>> start GIVEN RECORDS

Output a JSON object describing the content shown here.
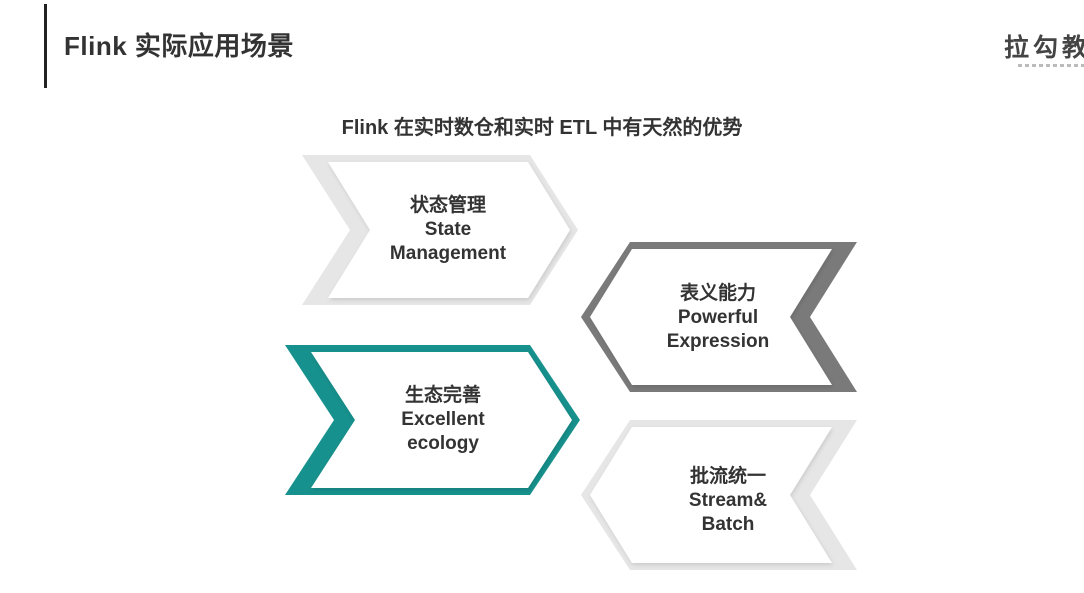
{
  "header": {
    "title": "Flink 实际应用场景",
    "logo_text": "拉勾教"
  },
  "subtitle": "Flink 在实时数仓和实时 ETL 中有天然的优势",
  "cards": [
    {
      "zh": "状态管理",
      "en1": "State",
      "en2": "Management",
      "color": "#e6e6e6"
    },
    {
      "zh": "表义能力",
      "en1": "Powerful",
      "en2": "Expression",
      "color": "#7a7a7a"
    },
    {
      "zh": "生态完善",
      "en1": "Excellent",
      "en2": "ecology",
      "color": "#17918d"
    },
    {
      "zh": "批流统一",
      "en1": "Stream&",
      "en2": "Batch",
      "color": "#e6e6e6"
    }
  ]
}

>> end GIVEN RECORDS

PROBLEM =
Transcribe the material as is, with images omitted.

CORRECT OUTPUT =
Output a JSON object describing the content shown here.
{
  "header": {
    "title": "Flink 实际应用场景",
    "logo_text": "拉勾教"
  },
  "subtitle": "Flink 在实时数仓和实时 ETL 中有天然的优势",
  "cards": [
    {
      "zh": "状态管理",
      "en1": "State",
      "en2": "Management",
      "color": "#e6e6e6"
    },
    {
      "zh": "表义能力",
      "en1": "Powerful",
      "en2": "Expression",
      "color": "#7a7a7a"
    },
    {
      "zh": "生态完善",
      "en1": "Excellent",
      "en2": "ecology",
      "color": "#17918d"
    },
    {
      "zh": "批流统一",
      "en1": "Stream&",
      "en2": "Batch",
      "color": "#e6e6e6"
    }
  ]
}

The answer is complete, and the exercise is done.